I Really think you need to get on and sort all
of these issues and agree that you haven’t babied your DD but you have been lazy.

AgentJohnson · 13/04/2026 06:04

I fully plan on having all these things solved in time for school.

Do you now? If it was easy, you would have done it already. Throw a newborn into the mix and it will be harder allround. Your MIL’s delivery was poor but her concerns that you have left things late are not.

You are right, things were different in her day and schools and nurseries are having to deal with the consequences of parents leaving it too late for the basics. Now is the time not, kicking the can down the street when it will be more difficult with a newborn and a school start deadline looming.

Dragracer · 13/04/2026 06:09

No you're bang out of order and she clearly isnt getting the message through strong enough. You rarely let your 4 year old suck her dummy while out and about, so you do. Dummies, baby bottles, nappies should be long gone.

Your kid starts school in 6 months and she's still a 2 year old. So in a very short amount of time you're going to cause her massive upheaval then ship her off to school, add in a new sibling on the way.

You've set the kid up for failure. Don't be complaining when her behaviour is up shits creek or she's still having accidents at school.

Unless you're going to drip feed she has a developmental delay then you've really massively let her down.

ThejoyofNC · 13/04/2026 06:14

Your 4 year old is still having dummies and bottles and wearing nappies. There's is no excuse for that. Your MIL is right.

Lizziewest88 · 13/04/2026 06:16

I think you need to speak to your health visitor. There is a lot to do to get your child ready for school in very little time!

Mapletree1985 · 13/04/2026 06:17

Four is pretty old not to be potty trained.

* [PROBLEM]:
Edit the part of the forum thread that opens with "You are right, things" and closes with "accidents at school.", replacing "newborn" with "new baby". The records have nothing to do with the forum thread.

* [Document layout analysis data]:
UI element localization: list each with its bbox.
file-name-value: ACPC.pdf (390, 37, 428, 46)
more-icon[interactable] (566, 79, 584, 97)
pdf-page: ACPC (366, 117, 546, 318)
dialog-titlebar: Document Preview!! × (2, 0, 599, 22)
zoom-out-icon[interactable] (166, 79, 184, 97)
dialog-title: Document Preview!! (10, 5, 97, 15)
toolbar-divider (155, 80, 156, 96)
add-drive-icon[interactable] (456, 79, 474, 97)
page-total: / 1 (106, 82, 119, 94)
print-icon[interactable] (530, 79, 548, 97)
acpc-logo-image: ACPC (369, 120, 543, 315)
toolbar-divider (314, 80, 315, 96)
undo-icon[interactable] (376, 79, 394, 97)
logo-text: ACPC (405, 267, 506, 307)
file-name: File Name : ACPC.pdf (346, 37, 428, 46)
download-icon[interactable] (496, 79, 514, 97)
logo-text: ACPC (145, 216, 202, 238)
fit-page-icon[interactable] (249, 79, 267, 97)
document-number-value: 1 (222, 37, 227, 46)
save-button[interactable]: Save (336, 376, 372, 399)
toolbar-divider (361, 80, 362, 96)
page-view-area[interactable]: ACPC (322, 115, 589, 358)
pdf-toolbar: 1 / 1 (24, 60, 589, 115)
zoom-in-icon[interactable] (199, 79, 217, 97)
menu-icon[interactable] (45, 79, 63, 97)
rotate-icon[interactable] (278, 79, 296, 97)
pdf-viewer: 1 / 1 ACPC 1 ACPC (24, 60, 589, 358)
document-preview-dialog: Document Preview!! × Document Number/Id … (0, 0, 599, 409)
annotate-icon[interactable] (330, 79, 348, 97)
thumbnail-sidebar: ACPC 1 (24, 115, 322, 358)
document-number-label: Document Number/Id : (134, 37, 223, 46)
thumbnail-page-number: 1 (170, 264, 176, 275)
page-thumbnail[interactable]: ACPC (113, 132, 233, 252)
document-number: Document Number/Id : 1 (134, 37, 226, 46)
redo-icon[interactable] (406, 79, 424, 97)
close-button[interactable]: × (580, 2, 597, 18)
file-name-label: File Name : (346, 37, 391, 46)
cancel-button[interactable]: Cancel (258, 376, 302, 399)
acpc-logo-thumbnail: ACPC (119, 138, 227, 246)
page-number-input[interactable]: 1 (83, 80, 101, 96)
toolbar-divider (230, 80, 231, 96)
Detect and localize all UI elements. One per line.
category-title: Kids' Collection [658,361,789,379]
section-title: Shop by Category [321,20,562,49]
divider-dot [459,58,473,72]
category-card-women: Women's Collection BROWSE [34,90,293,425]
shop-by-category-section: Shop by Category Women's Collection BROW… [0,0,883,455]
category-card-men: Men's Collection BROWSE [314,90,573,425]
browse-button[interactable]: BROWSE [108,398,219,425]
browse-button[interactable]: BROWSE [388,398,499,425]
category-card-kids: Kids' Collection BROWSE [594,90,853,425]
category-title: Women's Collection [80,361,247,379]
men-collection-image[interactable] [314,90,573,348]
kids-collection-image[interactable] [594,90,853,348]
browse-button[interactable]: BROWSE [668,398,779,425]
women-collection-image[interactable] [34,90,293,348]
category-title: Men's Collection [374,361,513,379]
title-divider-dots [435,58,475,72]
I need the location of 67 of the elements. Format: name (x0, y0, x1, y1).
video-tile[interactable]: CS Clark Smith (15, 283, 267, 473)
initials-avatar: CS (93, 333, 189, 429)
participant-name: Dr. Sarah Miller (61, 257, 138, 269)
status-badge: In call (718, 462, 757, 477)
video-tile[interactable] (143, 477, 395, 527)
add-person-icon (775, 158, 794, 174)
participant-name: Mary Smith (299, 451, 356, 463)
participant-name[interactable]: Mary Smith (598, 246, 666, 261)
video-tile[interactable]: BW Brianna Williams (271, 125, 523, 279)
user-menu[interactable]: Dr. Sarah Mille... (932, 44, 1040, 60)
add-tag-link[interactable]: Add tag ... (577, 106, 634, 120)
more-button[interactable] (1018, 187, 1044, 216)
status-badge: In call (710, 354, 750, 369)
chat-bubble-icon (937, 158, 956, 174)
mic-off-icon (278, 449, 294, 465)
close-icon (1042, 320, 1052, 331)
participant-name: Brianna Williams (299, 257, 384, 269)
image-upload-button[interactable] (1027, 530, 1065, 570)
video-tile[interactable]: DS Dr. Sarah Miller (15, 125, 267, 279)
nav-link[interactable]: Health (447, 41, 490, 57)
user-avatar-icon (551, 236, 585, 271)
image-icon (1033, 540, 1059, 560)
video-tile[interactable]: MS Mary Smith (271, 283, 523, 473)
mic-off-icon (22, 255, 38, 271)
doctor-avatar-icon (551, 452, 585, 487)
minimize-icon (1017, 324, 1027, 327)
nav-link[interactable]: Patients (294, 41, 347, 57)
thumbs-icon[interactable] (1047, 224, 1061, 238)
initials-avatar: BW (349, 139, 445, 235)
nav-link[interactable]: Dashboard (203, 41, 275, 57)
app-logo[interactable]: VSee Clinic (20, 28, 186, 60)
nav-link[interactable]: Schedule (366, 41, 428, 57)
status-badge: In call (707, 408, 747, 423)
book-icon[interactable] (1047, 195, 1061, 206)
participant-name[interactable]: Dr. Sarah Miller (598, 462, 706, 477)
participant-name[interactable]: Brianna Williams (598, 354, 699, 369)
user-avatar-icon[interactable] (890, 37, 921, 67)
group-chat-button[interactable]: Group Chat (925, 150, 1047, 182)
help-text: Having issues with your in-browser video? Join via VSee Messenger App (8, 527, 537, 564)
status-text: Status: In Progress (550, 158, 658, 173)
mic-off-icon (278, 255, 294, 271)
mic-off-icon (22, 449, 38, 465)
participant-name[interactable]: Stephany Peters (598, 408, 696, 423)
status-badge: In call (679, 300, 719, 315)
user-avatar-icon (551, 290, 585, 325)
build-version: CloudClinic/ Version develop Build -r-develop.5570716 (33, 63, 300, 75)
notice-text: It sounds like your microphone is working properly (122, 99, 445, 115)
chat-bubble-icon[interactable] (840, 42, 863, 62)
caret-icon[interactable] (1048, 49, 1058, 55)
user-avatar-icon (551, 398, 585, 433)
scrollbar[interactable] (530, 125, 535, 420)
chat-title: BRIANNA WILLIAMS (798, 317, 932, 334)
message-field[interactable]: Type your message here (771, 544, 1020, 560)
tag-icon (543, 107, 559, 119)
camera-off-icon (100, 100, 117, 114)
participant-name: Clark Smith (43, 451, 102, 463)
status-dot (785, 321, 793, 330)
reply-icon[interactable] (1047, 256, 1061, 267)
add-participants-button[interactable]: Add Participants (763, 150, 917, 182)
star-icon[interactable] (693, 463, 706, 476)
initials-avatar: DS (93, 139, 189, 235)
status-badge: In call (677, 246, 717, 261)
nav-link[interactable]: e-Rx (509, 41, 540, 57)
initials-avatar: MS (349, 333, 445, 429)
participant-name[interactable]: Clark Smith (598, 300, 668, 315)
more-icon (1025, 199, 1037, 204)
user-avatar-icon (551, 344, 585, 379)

* [ANSWER FOR THIS EXERCISE]:
You are right, things were different in her day and schools and nurseries are having to deal with the consequences of parents leaving it too late for the basics. Now is the time not, kicking the can down the street when it will be more difficult with a new baby and a school start deadline looming.

Dragracer · 13/04/2026 06:09

No you're bang out of order and she clearly isnt getting the message through strong enough. You rarely let your 4 year old suck her dummy while out and about, so you do. Dummies, baby bottles, nappies should be long gone.

Your kid starts school in 6 months and she's still a 2 year old. So in a very short amount of time you're going to cause her massive upheaval then ship her off to school, add in a new sibling on the way.

You've set the kid up for failure. Don't be complaining when her behaviour is up shits creek or she's still having accidents at school.